**Stated problem**.
Leave out the pictures and copy each record below exactly.

─── Records for this task ───

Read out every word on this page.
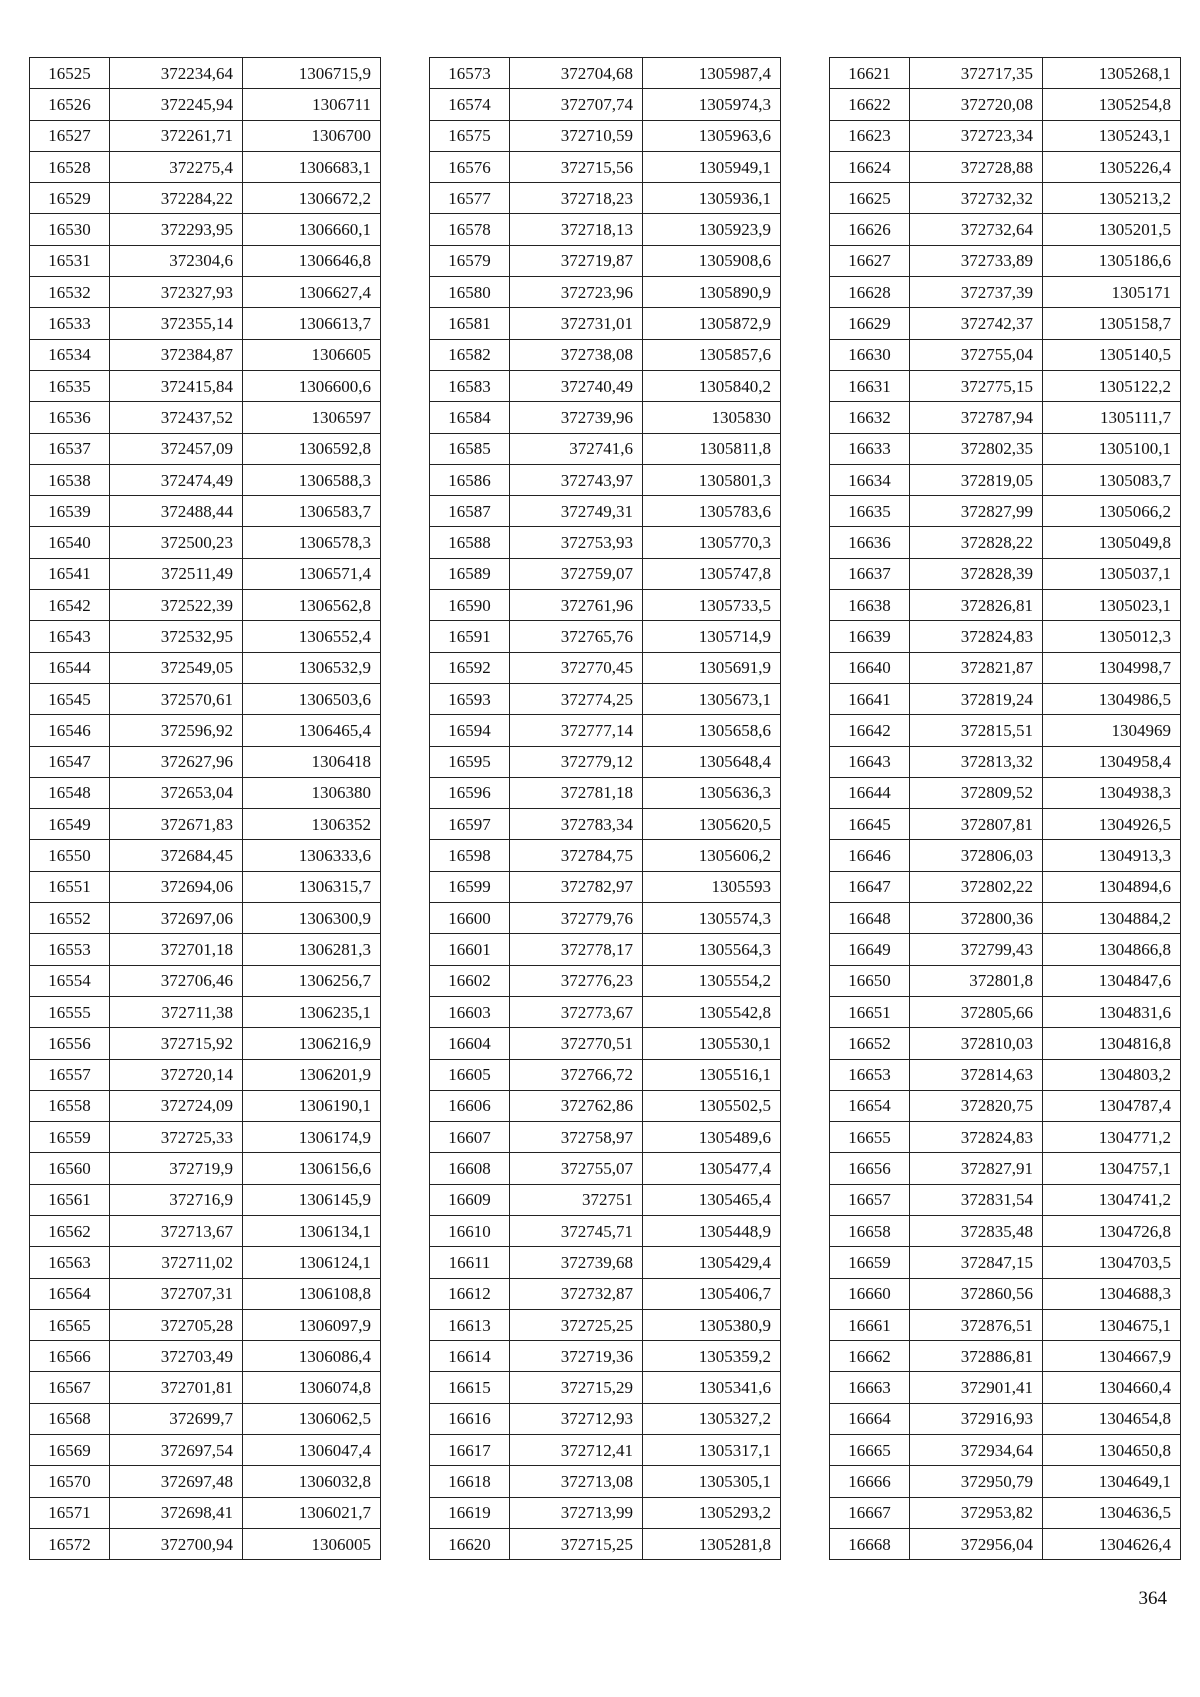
16525	372234,64	1306715,9
16526	372245,94	1306711
16527	372261,71	1306700
16528	372275,4	1306683,1
16529	372284,22	1306672,2
16530	372293,95	1306660,1
16531	372304,6	1306646,8
16532	372327,93	1306627,4
16533	372355,14	1306613,7
16534	372384,87	1306605
16535	372415,84	1306600,6
16536	372437,52	1306597
16537	372457,09	1306592,8
16538	372474,49	1306588,3
16539	372488,44	1306583,7
16540	372500,23	1306578,3
16541	372511,49	1306571,4
16542	372522,39	1306562,8
16543	372532,95	1306552,4
16544	372549,05	1306532,9
16545	372570,61	1306503,6
16546	372596,92	1306465,4
16547	372627,96	1306418
16548	372653,04	1306380
16549	372671,83	1306352
16550	372684,45	1306333,6
16551	372694,06	1306315,7
16552	372697,06	1306300,9
16553	372701,18	1306281,3
16554	372706,46	1306256,7
16555	372711,38	1306235,1
16556	372715,92	1306216,9
16557	372720,14	1306201,9
16558	372724,09	1306190,1
16559	372725,33	1306174,9
16560	372719,9	1306156,6
16561	372716,9	1306145,9
16562	372713,67	1306134,1
16563	372711,02	1306124,1
16564	372707,31	1306108,8
16565	372705,28	1306097,9
16566	372703,49	1306086,4
16567	372701,81	1306074,8
16568	372699,7	1306062,5
16569	372697,54	1306047,4
16570	372697,48	1306032,8
16571	372698,41	1306021,7
16572	372700,94	1306005
16573	372704,68	1305987,4
16574	372707,74	1305974,3
16575	372710,59	1305963,6
16576	372715,56	1305949,1
16577	372718,23	1305936,1
16578	372718,13	1305923,9
16579	372719,87	1305908,6
16580	372723,96	1305890,9
16581	372731,01	1305872,9
16582	372738,08	1305857,6
16583	372740,49	1305840,2
16584	372739,96	1305830
16585	372741,6	1305811,8
16586	372743,97	1305801,3
16587	372749,31	1305783,6
16588	372753,93	1305770,3
16589	372759,07	1305747,8
16590	372761,96	1305733,5
16591	372765,76	1305714,9
16592	372770,45	1305691,9
16593	372774,25	1305673,1
16594	372777,14	1305658,6
16595	372779,12	1305648,4
16596	372781,18	1305636,3
16597	372783,34	1305620,5
16598	372784,75	1305606,2
16599	372782,97	1305593
16600	372779,76	1305574,3
16601	372778,17	1305564,3
16602	372776,23	1305554,2
16603	372773,67	1305542,8
16604	372770,51	1305530,1
16605	372766,72	1305516,1
16606	372762,86	1305502,5
16607	372758,97	1305489,6
16608	372755,07	1305477,4
16609	372751	1305465,4
16610	372745,71	1305448,9
16611	372739,68	1305429,4
16612	372732,87	1305406,7
16613	372725,25	1305380,9
16614	372719,36	1305359,2
16615	372715,29	1305341,6
16616	372712,93	1305327,2
16617	372712,41	1305317,1
16618	372713,08	1305305,1
16619	372713,99	1305293,2
16620	372715,25	1305281,8
16621	372717,35	1305268,1
16622	372720,08	1305254,8
16623	372723,34	1305243,1
16624	372728,88	1305226,4
16625	372732,32	1305213,2
16626	372732,64	1305201,5
16627	372733,89	1305186,6
16628	372737,39	1305171
16629	372742,37	1305158,7
16630	372755,04	1305140,5
16631	372775,15	1305122,2
16632	372787,94	1305111,7
16633	372802,35	1305100,1
16634	372819,05	1305083,7
16635	372827,99	1305066,2
16636	372828,22	1305049,8
16637	372828,39	1305037,1
16638	372826,81	1305023,1
16639	372824,83	1305012,3
16640	372821,87	1304998,7
16641	372819,24	1304986,5
16642	372815,51	1304969
16643	372813,32	1304958,4
16644	372809,52	1304938,3
16645	372807,81	1304926,5
16646	372806,03	1304913,3
16647	372802,22	1304894,6
16648	372800,36	1304884,2
16649	372799,43	1304866,8
16650	372801,8	1304847,6
16651	372805,66	1304831,6
16652	372810,03	1304816,8
16653	372814,63	1304803,2
16654	372820,75	1304787,4
16655	372824,83	1304771,2
16656	372827,91	1304757,1
16657	372831,54	1304741,2
16658	372835,48	1304726,8
16659	372847,15	1304703,5
16660	372860,56	1304688,3
16661	372876,51	1304675,1
16662	372886,81	1304667,9
16663	372901,41	1304660,4
16664	372916,93	1304654,8
16665	372934,64	1304650,8
16666	372950,79	1304649,1
16667	372953,82	1304636,5
16668	372956,04	1304626,4
364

───

**Final result**.
Read out every word on this page.
16525	372234,64	1306715,9
16526	372245,94	1306711
16527	372261,71	1306700
16528	372275,4	1306683,1
16529	372284,22	1306672,2
16530	372293,95	1306660,1
16531	372304,6	1306646,8
16532	372327,93	1306627,4
16533	372355,14	1306613,7
16534	372384,87	1306605
16535	372415,84	1306600,6
16536	372437,52	1306597
16537	372457,09	1306592,8
16538	372474,49	1306588,3
16539	372488,44	1306583,7
16540	372500,23	1306578,3
16541	372511,49	1306571,4
16542	372522,39	1306562,8
16543	372532,95	1306552,4
16544	372549,05	1306532,9
16545	372570,61	1306503,6
16546	372596,92	1306465,4
16547	372627,96	1306418
16548	372653,04	1306380
16549	372671,83	1306352
16550	372684,45	1306333,6
16551	372694,06	1306315,7
16552	372697,06	1306300,9
16553	372701,18	1306281,3
16554	372706,46	1306256,7
16555	372711,38	1306235,1
16556	372715,92	1306216,9
16557	372720,14	1306201,9
16558	372724,09	1306190,1
16559	372725,33	1306174,9
16560	372719,9	1306156,6
16561	372716,9	1306145,9
16562	372713,67	1306134,1
16563	372711,02	1306124,1
16564	372707,31	1306108,8
16565	372705,28	1306097,9
16566	372703,49	1306086,4
16567	372701,81	1306074,8
16568	372699,7	1306062,5
16569	372697,54	1306047,4
16570	372697,48	1306032,8
16571	372698,41	1306021,7
16572	372700,94	1306005
16573	372704,68	1305987,4
16574	372707,74	1305974,3
16575	372710,59	1305963,6
16576	372715,56	1305949,1
16577	372718,23	1305936,1
16578	372718,13	1305923,9
16579	372719,87	1305908,6
16580	372723,96	1305890,9
16581	372731,01	1305872,9
16582	372738,08	1305857,6
16583	372740,49	1305840,2
16584	372739,96	1305830
16585	372741,6	1305811,8
16586	372743,97	1305801,3
16587	372749,31	1305783,6
16588	372753,93	1305770,3
16589	372759,07	1305747,8
16590	372761,96	1305733,5
16591	372765,76	1305714,9
16592	372770,45	1305691,9
16593	372774,25	1305673,1
16594	372777,14	1305658,6
16595	372779,12	1305648,4
16596	372781,18	1305636,3
16597	372783,34	1305620,5
16598	372784,75	1305606,2
16599	372782,97	1305593
16600	372779,76	1305574,3
16601	372778,17	1305564,3
16602	372776,23	1305554,2
16603	372773,67	1305542,8
16604	372770,51	1305530,1
16605	372766,72	1305516,1
16606	372762,86	1305502,5
16607	372758,97	1305489,6
16608	372755,07	1305477,4
16609	372751	1305465,4
16610	372745,71	1305448,9
16611	372739,68	1305429,4
16612	372732,87	1305406,7
16613	372725,25	1305380,9
16614	372719,36	1305359,2
16615	372715,29	1305341,6
16616	372712,93	1305327,2
16617	372712,41	1305317,1
16618	372713,08	1305305,1
16619	372713,99	1305293,2
16620	372715,25	1305281,8
16621	372717,35	1305268,1
16622	372720,08	1305254,8
16623	372723,34	1305243,1
16624	372728,88	1305226,4
16625	372732,32	1305213,2
16626	372732,64	1305201,5
16627	372733,89	1305186,6
16628	372737,39	1305171
16629	372742,37	1305158,7
16630	372755,04	1305140,5
16631	372775,15	1305122,2
16632	372787,94	1305111,7
16633	372802,35	1305100,1
16634	372819,05	1305083,7
16635	372827,99	1305066,2
16636	372828,22	1305049,8
16637	372828,39	1305037,1
16638	372826,81	1305023,1
16639	372824,83	1305012,3
16640	372821,87	1304998,7
16641	372819,24	1304986,5
16642	372815,51	1304969
16643	372813,32	1304958,4
16644	372809,52	1304938,3
16645	372807,81	1304926,5
16646	372806,03	1304913,3
16647	372802,22	1304894,6
16648	372800,36	1304884,2
16649	372799,43	1304866,8
16650	372801,8	1304847,6
16651	372805,66	1304831,6
16652	372810,03	1304816,8
16653	372814,63	1304803,2
16654	372820,75	1304787,4
16655	372824,83	1304771,2
16656	372827,91	1304757,1
16657	372831,54	1304741,2
16658	372835,48	1304726,8
16659	372847,15	1304703,5
16660	372860,56	1304688,3
16661	372876,51	1304675,1
16662	372886,81	1304667,9
16663	372901,41	1304660,4
16664	372916,93	1304654,8
16665	372934,64	1304650,8
16666	372950,79	1304649,1
16667	372953,82	1304636,5
16668	372956,04	1304626,4
364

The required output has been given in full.